Record extracts =
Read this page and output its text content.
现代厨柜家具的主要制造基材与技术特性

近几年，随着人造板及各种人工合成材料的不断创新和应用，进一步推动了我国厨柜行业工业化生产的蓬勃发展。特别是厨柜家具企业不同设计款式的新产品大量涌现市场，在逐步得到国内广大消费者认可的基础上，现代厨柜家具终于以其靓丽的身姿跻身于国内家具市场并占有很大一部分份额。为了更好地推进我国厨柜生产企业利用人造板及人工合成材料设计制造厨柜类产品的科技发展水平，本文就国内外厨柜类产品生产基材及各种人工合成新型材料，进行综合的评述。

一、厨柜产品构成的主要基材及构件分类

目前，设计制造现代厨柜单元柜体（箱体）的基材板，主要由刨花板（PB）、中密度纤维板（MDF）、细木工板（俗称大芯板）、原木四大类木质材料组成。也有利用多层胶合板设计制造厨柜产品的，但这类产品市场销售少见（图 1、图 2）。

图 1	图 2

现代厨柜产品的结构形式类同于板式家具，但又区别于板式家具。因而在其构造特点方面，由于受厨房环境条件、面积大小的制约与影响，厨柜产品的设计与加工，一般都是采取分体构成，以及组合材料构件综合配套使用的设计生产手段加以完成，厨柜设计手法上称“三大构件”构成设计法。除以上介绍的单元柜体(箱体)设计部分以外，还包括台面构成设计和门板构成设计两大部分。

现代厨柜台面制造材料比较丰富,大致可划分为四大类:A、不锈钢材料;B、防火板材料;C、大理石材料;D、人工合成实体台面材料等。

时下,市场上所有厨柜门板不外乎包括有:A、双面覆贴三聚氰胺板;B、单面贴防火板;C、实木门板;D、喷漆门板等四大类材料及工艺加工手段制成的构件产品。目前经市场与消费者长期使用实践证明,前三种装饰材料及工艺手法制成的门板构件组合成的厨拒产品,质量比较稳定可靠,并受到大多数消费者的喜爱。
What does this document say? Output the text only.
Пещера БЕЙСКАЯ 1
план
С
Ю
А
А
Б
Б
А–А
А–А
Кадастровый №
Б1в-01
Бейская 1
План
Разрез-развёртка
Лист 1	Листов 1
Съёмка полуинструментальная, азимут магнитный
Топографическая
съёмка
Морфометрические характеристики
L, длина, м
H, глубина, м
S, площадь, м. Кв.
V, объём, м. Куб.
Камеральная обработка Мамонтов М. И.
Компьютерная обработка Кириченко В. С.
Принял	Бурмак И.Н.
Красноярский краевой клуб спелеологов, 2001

Problem requirements =
Retype the material in full, character for character.

Exercise answer =
Read this page and output its text content.
现代厨柜家具的主要制造基材与技术特性

近几年，随着人造板及各种人工合成材料的不断创新和应用，进一步推动了我国厨柜行业工业化生产的蓬勃发展。特别是厨柜家具企业不同设计款式的新产品大量涌现市场，在逐步得到国内广大消费者认可的基础上，现代厨柜家具终于以其靓丽的身姿跻身于国内家具市场并占有很大一部分份额。为了更好地推进我国厨柜生产企业利用人造板及人工合成材料设计制造厨柜类产品的科技发展水平，本文就国内外厨柜类产品生产基材及各种人工合成新型材料，进行综合的评述。

一、厨柜产品构成的主要基材及构件分类

目前，设计制造现代厨柜单元柜体（箱体）的基材板，主要由刨花板（PB）、中密度纤维板（MDF）、细木工板（俗称大芯板）、原木四大类木质材料组成。也有利用多层胶合板设计制造厨柜产品的，但这类产品市场销售少见（图 1、图 2）。

图 1	图 2

现代厨柜产品的结构形式类同于板式家具，但又区别于板式家具。因而在其构造特点方面，由于受厨房环境条件、面积大小的制约与影响，厨柜产品的设计与加工，一般都是采取分体构成，以及组合材料构件综合配套使用的设计生产手段加以完成，厨柜设计手法上称“三大构件”构成设计法。除以上介绍的单元柜体(箱体)设计部分以外，还包括台面构成设计和门板构成设计两大部分。

现代厨柜台面制造材料比较丰富,大致可划分为四大类:A、不锈钢材料;B、防火板材料;C、大理石材料;D、人工合成实体台面材料等。

时下,市场上所有厨柜门板不外乎包括有:A、双面覆贴三聚氰胺板;B、单面贴防火板;C、实木门板;D、喷漆门板等四大类材料及工艺加工手段制成的构件产品。目前经市场与消费者长期使用实践证明,前三种装饰材料及工艺手法制成的门板构件组合成的厨拒产品,质量比较稳定可靠,并受到大多数消费者的喜爱。
What does this document say? Output the text only.
Пещера БЕЙСКАЯ 1
план
С
Ю
А
А
Б
Б
А–А
А–А
Кадастровый №
Б1в-01
Бейская 1
План
Разрез-развёртка
Лист 1	Листов 1
Съёмка полуинструментальная, азимут магнитный
Топографическая
съёмка
Морфометрические характеристики
L, длина, м
H, глубина, м
S, площадь, м. Кв.
V, объём, м. Куб.
Камеральная обработка Мамонтов М. И.
Компьютерная обработка Кириченко В. С.
Принял	Бурмак И.Н.
Красноярский краевой клуб спелеологов, 2001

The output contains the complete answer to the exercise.